Task goal: Reproduce the listing exactly and skip over any pictures.
┌─ Supplied data
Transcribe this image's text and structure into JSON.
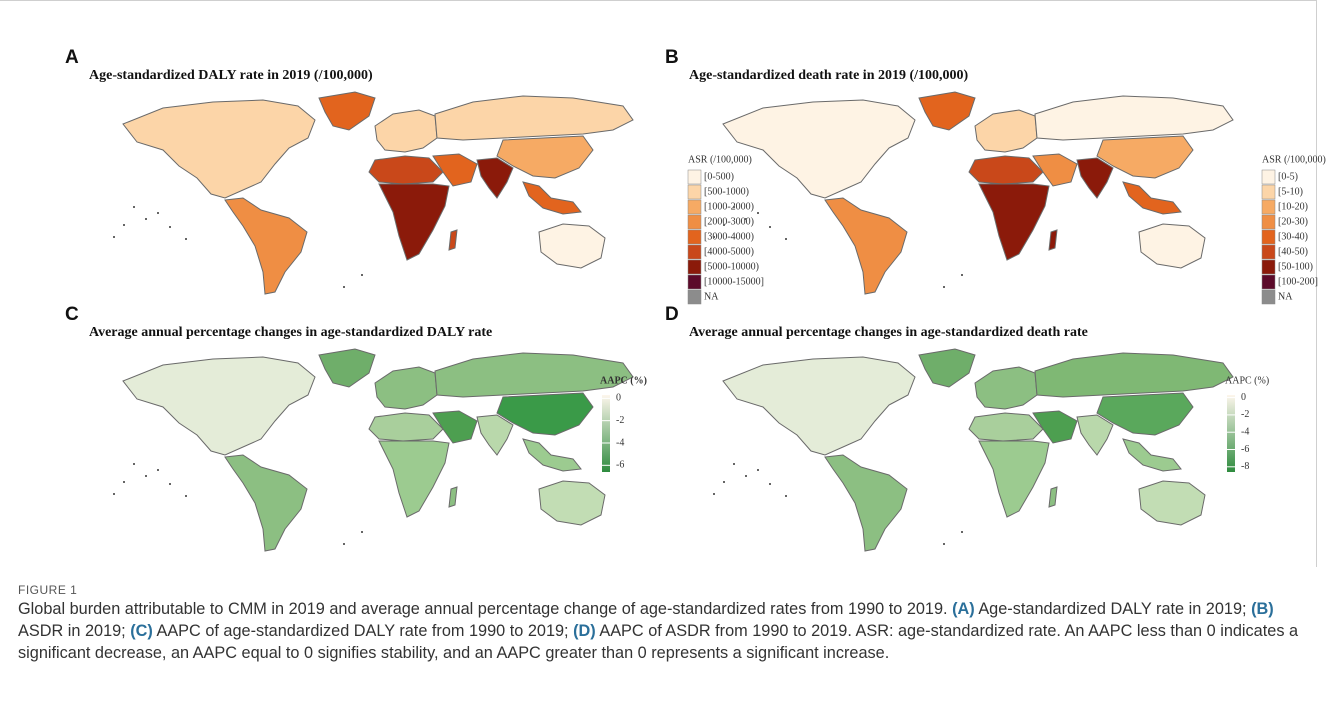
{
  "figure": {
    "panels": [
      {
        "letter": "A",
        "title": "Age-standardized DALY rate in 2019 (/100,000)",
        "legend": {
          "title": "ASR (/100,000)",
          "items": [
            {
              "label": "[0-500)",
              "color": "#fef3e4"
            },
            {
              "label": "[500-1000)",
              "color": "#fcd5a8"
            },
            {
              "label": "[1000-2000)",
              "color": "#f6aa64"
            },
            {
              "label": "[2000-3000)",
              "color": "#ef8e44"
            },
            {
              "label": "[3000-4000)",
              "color": "#e2641e"
            },
            {
              "label": "[4000-5000)",
              "color": "#c9481a"
            },
            {
              "label": "[5000-10000)",
              "color": "#8b1a0a"
            },
            {
              "label": "[10000-15000]",
              "color": "#5c0a2a"
            },
            {
              "label": "NA",
              "color": "#8c8c8c"
            }
          ]
        }
      },
      {
        "letter": "B",
        "title": "Age-standardized death rate in 2019 (/100,000)",
        "legend": {
          "title": "ASR (/100,000)",
          "items": [
            {
              "label": "[0-5)",
              "color": "#fef3e4"
            },
            {
              "label": "[5-10)",
              "color": "#fcd5a8"
            },
            {
              "label": "[10-20)",
              "color": "#f6aa64"
            },
            {
              "label": "[20-30)",
              "color": "#ef8e44"
            },
            {
              "label": "[30-40)",
              "color": "#e2641e"
            },
            {
              "label": "[40-50)",
              "color": "#c9481a"
            },
            {
              "label": "[50-100)",
              "color": "#8b1a0a"
            },
            {
              "label": "[100-200]",
              "color": "#5c0a2a"
            },
            {
              "label": "NA",
              "color": "#8c8c8c"
            }
          ]
        }
      },
      {
        "letter": "C",
        "title": "Average annual percentage changes in age-standardized DALY rate",
        "colorbar": {
          "title": "AAPC (%)",
          "lim": [
            -6.6,
            0.3
          ],
          "ticks": [
            0,
            -2,
            -4,
            -6
          ],
          "colors": [
            "#2e8b3e",
            "#fdf6ec"
          ]
        }
      },
      {
        "letter": "D",
        "title": "Average annual percentage changes in age-standardized death rate",
        "colorbar": {
          "title": "AAPC (%)",
          "lim": [
            -8.6,
            0.3
          ],
          "ticks": [
            0,
            -2,
            -4,
            -6,
            -8
          ],
          "colors": [
            "#2e8b3e",
            "#fdf6ec"
          ]
        }
      }
    ],
    "caption": {
      "label": "FIGURE 1",
      "lead": "Global burden attributable to CMM in 2019 and average annual percentage change of age-standardized rates from 1990 to 2019. ",
      "items": [
        {
          "tag": "(A)",
          "text": " Age-standardized DALY rate in 2019; "
        },
        {
          "tag": "(B)",
          "text": " ASDR in 2019; "
        },
        {
          "tag": "(C)",
          "text": " AAPC of age-standardized DALY rate from 1990 to 2019; "
        },
        {
          "tag": "(D)",
          "text": " AAPC of ASDR from 1990 to 2019. "
        }
      ],
      "tail": "ASR: age-standardized rate. An AAPC less than 0 indicates a significant decrease, an AAPC equal to 0 signifies stability, and an AAPC greater than 0 represents a significant increase."
    }
  }
}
└─
Response below:
Transcribe this image's text and structure into JSON.
{
  "figure": {
    "panels": [
      {
        "letter": "A",
        "title": "Age-standardized DALY rate in 2019 (/100,000)",
        "legend": {
          "title": "ASR (/100,000)",
          "items": [
            {
              "label": "[0-500)",
              "color": "#fef3e4"
            },
            {
              "label": "[500-1000)",
              "color": "#fcd5a8"
            },
            {
              "label": "[1000-2000)",
              "color": "#f6aa64"
            },
            {
              "label": "[2000-3000)",
              "color": "#ef8e44"
            },
            {
              "label": "[3000-4000)",
              "color": "#e2641e"
            },
            {
              "label": "[4000-5000)",
              "color": "#c9481a"
            },
            {
              "label": "[5000-10000)",
              "color": "#8b1a0a"
            },
            {
              "label": "[10000-15000]",
              "color": "#5c0a2a"
            },
            {
              "label": "NA",
              "color": "#8c8c8c"
            }
          ]
        }
      },
      {
        "letter": "B",
        "title": "Age-standardized death rate in 2019 (/100,000)",
        "legend": {
          "title": "ASR (/100,000)",
          "items": [
            {
              "label": "[0-5)",
              "color": "#fef3e4"
            },
            {
              "label": "[5-10)",
              "color": "#fcd5a8"
            },
            {
              "label": "[10-20)",
              "color": "#f6aa64"
            },
            {
              "label": "[20-30)",
              "color": "#ef8e44"
            },
            {
              "label": "[30-40)",
              "color": "#e2641e"
            },
            {
              "label": "[40-50)",
              "color": "#c9481a"
            },
            {
              "label": "[50-100)",
              "color": "#8b1a0a"
            },
            {
              "label": "[100-200]",
              "color": "#5c0a2a"
            },
            {
              "label": "NA",
              "color": "#8c8c8c"
            }
          ]
        }
      },
      {
        "letter": "C",
        "title": "Average annual percentage changes in age-standardized DALY rate",
        "colorbar": {
          "title": "AAPC (%)",
          "lim": [
            -6.6,
            0.3
          ],
          "ticks": [
            0,
            -2,
            -4,
            -6
          ],
          "colors": [
            "#2e8b3e",
            "#fdf6ec"
          ]
        }
      },
      {
        "letter": "D",
        "title": "Average annual percentage changes in age-standardized death rate",
        "colorbar": {
          "title": "AAPC (%)",
          "lim": [
            -8.6,
            0.3
          ],
          "ticks": [
            0,
            -2,
            -4,
            -6,
            -8
          ],
          "colors": [
            "#2e8b3e",
            "#fdf6ec"
          ]
        }
      }
    ],
    "caption": {
      "label": "FIGURE 1",
      "lead": "Global burden attributable to CMM in 2019 and average annual percentage change of age-standardized rates from 1990 to 2019. ",
      "items": [
        {
          "tag": "(A)",
          "text": " Age-standardized DALY rate in 2019; "
        },
        {
          "tag": "(B)",
          "text": " ASDR in 2019; "
        },
        {
          "tag": "(C)",
          "text": " AAPC of age-standardized DALY rate from 1990 to 2019; "
        },
        {
          "tag": "(D)",
          "text": " AAPC of ASDR from 1990 to 2019. "
        }
      ],
      "tail": "ASR: age-standardized rate. An AAPC less than 0 indicates a significant decrease, an AAPC equal to 0 signifies stability, and an AAPC greater than 0 represents a significant increase."
    }
  }
}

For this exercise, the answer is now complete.